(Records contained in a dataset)
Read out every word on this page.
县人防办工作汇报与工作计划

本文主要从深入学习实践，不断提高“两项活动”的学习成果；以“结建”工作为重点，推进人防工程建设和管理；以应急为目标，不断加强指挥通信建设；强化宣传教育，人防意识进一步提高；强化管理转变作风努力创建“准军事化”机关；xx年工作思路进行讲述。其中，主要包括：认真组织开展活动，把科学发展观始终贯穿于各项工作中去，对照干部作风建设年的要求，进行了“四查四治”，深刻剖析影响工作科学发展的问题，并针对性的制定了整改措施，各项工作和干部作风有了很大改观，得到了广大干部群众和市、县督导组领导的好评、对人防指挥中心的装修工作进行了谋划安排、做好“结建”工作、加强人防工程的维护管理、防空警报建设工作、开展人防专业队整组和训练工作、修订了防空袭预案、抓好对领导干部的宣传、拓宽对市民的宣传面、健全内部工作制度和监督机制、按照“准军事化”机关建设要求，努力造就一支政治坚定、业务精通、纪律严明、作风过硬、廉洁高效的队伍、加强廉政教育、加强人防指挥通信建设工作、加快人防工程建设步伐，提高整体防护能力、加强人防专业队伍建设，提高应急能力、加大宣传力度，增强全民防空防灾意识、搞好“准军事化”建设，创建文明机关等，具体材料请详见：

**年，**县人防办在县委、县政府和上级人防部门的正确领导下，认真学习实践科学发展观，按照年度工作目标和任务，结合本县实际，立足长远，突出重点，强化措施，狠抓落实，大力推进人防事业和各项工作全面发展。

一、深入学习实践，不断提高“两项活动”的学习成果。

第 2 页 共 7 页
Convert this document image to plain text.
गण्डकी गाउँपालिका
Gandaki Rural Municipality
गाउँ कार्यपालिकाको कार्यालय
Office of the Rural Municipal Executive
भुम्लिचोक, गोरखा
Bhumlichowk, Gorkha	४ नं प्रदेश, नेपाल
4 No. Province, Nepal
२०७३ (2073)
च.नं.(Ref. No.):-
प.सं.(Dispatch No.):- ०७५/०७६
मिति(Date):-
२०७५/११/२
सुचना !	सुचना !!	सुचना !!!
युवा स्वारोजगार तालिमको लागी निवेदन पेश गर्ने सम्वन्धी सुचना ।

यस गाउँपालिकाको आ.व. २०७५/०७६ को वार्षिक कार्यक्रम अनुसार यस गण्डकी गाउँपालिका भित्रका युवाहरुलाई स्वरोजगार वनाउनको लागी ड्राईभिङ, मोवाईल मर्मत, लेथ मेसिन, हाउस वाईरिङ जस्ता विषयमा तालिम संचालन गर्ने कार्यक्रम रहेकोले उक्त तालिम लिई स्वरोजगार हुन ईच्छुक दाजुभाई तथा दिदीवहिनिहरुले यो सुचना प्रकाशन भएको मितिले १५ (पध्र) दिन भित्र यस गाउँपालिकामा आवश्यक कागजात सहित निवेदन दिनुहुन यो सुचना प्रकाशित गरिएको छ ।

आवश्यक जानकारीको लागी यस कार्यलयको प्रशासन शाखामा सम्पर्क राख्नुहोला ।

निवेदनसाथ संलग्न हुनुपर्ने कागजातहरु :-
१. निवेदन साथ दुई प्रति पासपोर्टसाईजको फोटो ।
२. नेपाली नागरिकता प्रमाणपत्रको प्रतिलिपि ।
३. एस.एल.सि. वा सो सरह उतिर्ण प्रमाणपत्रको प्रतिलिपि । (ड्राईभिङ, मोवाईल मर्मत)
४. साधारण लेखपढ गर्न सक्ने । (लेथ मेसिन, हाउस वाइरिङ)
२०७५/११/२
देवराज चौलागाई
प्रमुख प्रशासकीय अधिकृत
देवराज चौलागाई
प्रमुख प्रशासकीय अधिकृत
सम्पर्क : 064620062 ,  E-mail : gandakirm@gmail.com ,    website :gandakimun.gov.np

What is needed: Give the entries again in full, exactly as they are written.

Output of the task:
Read out every word on this page.
县人防办工作汇报与工作计划

本文主要从深入学习实践，不断提高“两项活动”的学习成果；以“结建”工作为重点，推进人防工程建设和管理；以应急为目标，不断加强指挥通信建设；强化宣传教育，人防意识进一步提高；强化管理转变作风努力创建“准军事化”机关；xx年工作思路进行讲述。其中，主要包括：认真组织开展活动，把科学发展观始终贯穿于各项工作中去，对照干部作风建设年的要求，进行了“四查四治”，深刻剖析影响工作科学发展的问题，并针对性的制定了整改措施，各项工作和干部作风有了很大改观，得到了广大干部群众和市、县督导组领导的好评、对人防指挥中心的装修工作进行了谋划安排、做好“结建”工作、加强人防工程的维护管理、防空警报建设工作、开展人防专业队整组和训练工作、修订了防空袭预案、抓好对领导干部的宣传、拓宽对市民的宣传面、健全内部工作制度和监督机制、按照“准军事化”机关建设要求，努力造就一支政治坚定、业务精通、纪律严明、作风过硬、廉洁高效的队伍、加强廉政教育、加强人防指挥通信建设工作、加快人防工程建设步伐，提高整体防护能力、加强人防专业队伍建设，提高应急能力、加大宣传力度，增强全民防空防灾意识、搞好“准军事化”建设，创建文明机关等，具体材料请详见：

**年，**县人防办在县委、县政府和上级人防部门的正确领导下，认真学习实践科学发展观，按照年度工作目标和任务，结合本县实际，立足长远，突出重点，强化措施，狠抓落实，大力推进人防事业和各项工作全面发展。

一、深入学习实践，不断提高“两项活动”的学习成果。

第 2 页 共 7 页
Convert this document image to plain text.
गण्डकी गाउँपालिका
Gandaki Rural Municipality
गाउँ कार्यपालिकाको कार्यालय
Office of the Rural Municipal Executive
भुम्लिचोक, गोरखा
Bhumlichowk, Gorkha	४ नं प्रदेश, नेपाल
4 No. Province, Nepal
२०७३ (2073)
च.नं.(Ref. No.):-
प.सं.(Dispatch No.):- ०७५/०७६
मिति(Date):-
२०७५/११/२
सुचना !	सुचना !!	सुचना !!!
युवा स्वारोजगार तालिमको लागी निवेदन पेश गर्ने सम्वन्धी सुचना ।

यस गाउँपालिकाको आ.व. २०७५/०७६ को वार्षिक कार्यक्रम अनुसार यस गण्डकी गाउँपालिका भित्रका युवाहरुलाई स्वरोजगार वनाउनको लागी ड्राईभिङ, मोवाईल मर्मत, लेथ मेसिन, हाउस वाईरिङ जस्ता विषयमा तालिम संचालन गर्ने कार्यक्रम रहेकोले उक्त तालिम लिई स्वरोजगार हुन ईच्छुक दाजुभाई तथा दिदीवहिनिहरुले यो सुचना प्रकाशन भएको मितिले १५ (पध्र) दिन भित्र यस गाउँपालिकामा आवश्यक कागजात सहित निवेदन दिनुहुन यो सुचना प्रकाशित गरिएको छ ।

आवश्यक जानकारीको लागी यस कार्यलयको प्रशासन शाखामा सम्पर्क राख्नुहोला ।

निवेदनसाथ संलग्न हुनुपर्ने कागजातहरु :-
१. निवेदन साथ दुई प्रति पासपोर्टसाईजको फोटो ।
२. नेपाली नागरिकता प्रमाणपत्रको प्रतिलिपि ।
३. एस.एल.सि. वा सो सरह उतिर्ण प्रमाणपत्रको प्रतिलिपि । (ड्राईभिङ, मोवाईल मर्मत)
४. साधारण लेखपढ गर्न सक्ने । (लेथ मेसिन, हाउस वाइरिङ)
२०७५/११/२
देवराज चौलागाई
प्रमुख प्रशासकीय अधिकृत
देवराज चौलागाई
प्रमुख प्रशासकीय अधिकृत
सम्पर्क : 064620062 ,  E-mail : gandakirm@gmail.com ,    website :gandakimun.gov.np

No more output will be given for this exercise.